▶ Given records:

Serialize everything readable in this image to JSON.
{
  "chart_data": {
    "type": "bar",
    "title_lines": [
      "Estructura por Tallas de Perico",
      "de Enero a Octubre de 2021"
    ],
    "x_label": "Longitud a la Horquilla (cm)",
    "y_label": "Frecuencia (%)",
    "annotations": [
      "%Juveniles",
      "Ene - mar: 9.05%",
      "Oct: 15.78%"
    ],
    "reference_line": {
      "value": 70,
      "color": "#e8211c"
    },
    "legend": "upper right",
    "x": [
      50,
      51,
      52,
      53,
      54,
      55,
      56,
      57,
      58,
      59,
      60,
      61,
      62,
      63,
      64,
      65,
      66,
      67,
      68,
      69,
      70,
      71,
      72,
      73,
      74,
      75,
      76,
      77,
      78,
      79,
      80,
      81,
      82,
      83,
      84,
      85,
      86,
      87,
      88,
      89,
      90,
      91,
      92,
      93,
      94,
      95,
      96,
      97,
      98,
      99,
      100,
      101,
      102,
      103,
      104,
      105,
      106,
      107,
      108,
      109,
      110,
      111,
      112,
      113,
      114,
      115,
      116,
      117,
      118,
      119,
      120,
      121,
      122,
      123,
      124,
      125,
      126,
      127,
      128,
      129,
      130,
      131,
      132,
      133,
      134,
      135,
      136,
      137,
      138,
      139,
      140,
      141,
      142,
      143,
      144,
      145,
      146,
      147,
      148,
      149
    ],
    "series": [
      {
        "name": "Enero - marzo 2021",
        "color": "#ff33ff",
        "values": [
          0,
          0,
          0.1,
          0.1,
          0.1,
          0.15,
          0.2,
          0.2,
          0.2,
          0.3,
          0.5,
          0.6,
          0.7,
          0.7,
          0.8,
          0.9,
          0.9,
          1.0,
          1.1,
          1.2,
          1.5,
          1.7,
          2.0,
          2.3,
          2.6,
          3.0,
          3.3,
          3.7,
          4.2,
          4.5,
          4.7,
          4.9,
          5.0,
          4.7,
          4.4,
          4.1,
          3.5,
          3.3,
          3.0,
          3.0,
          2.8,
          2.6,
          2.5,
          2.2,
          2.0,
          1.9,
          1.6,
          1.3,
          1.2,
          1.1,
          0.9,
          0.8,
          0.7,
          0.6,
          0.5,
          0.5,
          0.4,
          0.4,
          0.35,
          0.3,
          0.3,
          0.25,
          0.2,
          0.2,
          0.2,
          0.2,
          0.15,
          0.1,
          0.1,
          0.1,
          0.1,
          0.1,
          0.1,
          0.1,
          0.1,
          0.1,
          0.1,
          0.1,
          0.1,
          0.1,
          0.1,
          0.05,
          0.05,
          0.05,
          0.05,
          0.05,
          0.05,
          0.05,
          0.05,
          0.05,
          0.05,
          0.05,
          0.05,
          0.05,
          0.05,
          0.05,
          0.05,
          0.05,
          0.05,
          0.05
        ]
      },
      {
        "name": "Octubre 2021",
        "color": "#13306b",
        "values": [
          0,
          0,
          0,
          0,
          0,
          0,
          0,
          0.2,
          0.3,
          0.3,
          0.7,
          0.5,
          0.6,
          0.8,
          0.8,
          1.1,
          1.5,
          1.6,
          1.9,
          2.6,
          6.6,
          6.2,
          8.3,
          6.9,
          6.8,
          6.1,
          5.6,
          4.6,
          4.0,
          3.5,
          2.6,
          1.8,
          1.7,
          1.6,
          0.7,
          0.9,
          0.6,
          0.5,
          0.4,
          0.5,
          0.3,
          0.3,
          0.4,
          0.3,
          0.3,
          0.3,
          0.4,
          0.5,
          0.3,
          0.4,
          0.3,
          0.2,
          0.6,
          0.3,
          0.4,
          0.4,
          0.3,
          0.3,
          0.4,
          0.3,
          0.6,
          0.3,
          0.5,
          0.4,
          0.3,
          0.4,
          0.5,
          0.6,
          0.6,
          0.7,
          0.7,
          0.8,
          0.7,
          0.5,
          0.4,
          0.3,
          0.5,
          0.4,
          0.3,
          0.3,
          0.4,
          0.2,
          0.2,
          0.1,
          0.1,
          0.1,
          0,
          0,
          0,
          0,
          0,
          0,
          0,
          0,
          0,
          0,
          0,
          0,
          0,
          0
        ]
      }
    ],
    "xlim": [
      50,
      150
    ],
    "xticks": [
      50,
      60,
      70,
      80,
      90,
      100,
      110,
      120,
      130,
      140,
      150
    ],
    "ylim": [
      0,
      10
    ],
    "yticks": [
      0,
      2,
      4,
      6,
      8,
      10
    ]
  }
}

▶ To be done: Locate each line with the word "Enero" and copy it.

▶ Answer for the task:
      "de Enero a Octubre de 2021"
        "name": "Enero - marzo 2021",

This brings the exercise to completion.